== What is expected ==
Take every line where the string "left" appears and copy it.

Stored records
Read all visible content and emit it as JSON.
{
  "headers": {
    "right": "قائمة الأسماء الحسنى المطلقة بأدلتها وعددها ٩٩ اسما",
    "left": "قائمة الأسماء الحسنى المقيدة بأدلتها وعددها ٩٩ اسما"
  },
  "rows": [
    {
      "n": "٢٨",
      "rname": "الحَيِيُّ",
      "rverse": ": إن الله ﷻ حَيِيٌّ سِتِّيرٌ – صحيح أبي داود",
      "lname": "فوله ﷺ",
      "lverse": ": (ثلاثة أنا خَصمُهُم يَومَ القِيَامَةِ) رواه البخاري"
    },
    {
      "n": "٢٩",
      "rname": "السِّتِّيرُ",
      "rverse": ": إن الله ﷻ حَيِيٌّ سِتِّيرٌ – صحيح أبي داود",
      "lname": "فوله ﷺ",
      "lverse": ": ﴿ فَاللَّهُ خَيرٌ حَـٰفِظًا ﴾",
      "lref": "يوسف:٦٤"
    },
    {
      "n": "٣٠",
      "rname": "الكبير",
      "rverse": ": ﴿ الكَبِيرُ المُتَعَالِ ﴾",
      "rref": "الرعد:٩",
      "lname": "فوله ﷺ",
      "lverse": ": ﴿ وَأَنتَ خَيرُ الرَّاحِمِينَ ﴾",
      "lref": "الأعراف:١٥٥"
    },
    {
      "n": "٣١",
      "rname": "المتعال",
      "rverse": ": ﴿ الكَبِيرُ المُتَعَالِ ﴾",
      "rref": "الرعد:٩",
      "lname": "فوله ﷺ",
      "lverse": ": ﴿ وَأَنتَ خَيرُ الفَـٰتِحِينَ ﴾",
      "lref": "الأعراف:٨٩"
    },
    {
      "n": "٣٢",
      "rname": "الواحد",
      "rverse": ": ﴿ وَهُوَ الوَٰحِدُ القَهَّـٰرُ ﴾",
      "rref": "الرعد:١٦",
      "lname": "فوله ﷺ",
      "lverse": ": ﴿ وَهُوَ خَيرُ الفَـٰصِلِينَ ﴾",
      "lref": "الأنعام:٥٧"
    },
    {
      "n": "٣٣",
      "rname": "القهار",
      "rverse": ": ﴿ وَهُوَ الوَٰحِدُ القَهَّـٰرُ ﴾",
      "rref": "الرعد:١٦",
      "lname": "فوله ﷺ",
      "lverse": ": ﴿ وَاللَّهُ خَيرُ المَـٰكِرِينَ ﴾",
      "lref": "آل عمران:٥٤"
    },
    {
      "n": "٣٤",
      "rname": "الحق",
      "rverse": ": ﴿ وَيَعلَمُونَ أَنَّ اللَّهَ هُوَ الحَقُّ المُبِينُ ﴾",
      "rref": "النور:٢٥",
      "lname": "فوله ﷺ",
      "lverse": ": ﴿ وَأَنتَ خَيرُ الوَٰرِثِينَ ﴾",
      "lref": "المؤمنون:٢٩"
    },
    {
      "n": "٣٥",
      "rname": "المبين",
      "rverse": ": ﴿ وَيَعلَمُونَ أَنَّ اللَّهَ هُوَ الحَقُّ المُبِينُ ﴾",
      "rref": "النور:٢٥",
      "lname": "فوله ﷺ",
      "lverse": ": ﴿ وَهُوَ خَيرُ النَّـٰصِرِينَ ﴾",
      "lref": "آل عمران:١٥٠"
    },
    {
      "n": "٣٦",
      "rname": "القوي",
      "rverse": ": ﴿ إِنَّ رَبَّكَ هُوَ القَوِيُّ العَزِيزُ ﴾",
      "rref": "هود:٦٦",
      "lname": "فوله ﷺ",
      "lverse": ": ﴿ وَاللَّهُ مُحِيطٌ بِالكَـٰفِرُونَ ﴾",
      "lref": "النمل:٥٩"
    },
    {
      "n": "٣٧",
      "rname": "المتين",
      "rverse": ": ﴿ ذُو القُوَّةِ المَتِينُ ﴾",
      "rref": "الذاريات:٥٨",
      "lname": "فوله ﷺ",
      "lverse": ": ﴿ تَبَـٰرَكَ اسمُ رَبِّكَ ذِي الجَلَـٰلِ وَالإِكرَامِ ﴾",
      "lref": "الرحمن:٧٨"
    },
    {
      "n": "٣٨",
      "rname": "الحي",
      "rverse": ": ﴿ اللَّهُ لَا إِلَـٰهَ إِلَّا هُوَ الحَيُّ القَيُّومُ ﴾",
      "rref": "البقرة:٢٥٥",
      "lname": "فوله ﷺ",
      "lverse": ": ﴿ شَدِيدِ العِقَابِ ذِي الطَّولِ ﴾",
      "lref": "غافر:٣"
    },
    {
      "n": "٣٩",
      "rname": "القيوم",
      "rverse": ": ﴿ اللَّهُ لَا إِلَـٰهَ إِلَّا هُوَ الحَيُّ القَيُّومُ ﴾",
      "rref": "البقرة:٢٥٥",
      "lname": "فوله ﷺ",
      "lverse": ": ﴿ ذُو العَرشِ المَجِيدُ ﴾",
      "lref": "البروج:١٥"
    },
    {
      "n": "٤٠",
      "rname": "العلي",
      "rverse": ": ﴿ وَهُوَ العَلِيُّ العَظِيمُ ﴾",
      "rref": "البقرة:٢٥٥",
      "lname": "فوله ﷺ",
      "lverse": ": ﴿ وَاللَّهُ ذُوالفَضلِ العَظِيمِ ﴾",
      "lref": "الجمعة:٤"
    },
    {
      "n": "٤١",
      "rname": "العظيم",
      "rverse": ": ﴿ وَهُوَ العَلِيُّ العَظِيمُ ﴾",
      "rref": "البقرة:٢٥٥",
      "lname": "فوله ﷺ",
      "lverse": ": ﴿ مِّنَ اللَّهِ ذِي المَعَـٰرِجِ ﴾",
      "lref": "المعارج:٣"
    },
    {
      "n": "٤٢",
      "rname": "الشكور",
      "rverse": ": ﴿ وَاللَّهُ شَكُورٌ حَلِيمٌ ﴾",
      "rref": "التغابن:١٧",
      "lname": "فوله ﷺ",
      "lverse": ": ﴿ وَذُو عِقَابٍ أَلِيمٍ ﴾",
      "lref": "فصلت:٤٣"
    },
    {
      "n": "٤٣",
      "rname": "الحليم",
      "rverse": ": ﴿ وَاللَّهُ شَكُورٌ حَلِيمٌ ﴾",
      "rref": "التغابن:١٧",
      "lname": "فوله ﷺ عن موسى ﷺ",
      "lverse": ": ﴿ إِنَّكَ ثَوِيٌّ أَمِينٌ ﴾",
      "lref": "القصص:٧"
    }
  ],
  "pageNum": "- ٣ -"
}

---

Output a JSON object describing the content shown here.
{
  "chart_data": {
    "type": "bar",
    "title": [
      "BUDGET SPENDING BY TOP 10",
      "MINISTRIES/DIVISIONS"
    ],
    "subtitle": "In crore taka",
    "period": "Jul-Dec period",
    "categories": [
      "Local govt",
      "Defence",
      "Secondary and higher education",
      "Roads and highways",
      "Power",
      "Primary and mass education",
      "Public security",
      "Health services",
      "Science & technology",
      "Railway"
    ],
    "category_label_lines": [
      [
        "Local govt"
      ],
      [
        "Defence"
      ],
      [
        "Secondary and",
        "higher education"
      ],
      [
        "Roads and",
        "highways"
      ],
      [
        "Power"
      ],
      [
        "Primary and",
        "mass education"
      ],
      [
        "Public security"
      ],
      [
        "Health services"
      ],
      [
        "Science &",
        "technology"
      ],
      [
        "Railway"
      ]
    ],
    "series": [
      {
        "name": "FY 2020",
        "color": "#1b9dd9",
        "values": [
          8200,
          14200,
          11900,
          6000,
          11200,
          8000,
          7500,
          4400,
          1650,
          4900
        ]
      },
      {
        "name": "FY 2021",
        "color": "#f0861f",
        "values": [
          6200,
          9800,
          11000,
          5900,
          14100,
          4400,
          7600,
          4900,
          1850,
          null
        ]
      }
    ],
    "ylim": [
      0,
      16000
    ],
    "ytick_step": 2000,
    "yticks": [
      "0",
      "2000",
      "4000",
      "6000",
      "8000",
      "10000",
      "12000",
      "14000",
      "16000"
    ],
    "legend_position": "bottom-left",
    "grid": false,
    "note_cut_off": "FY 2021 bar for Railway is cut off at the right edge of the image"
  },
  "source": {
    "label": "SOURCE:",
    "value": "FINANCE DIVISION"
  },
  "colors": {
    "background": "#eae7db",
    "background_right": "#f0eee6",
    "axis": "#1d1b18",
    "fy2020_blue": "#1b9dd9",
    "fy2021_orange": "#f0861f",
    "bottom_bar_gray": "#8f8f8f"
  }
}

== Full answer ==
    "left": "قائمة الأسماء الحسنى المقيدة بأدلتها وعددها ٩٩ اسما"
    "legend_position": "bottom-left",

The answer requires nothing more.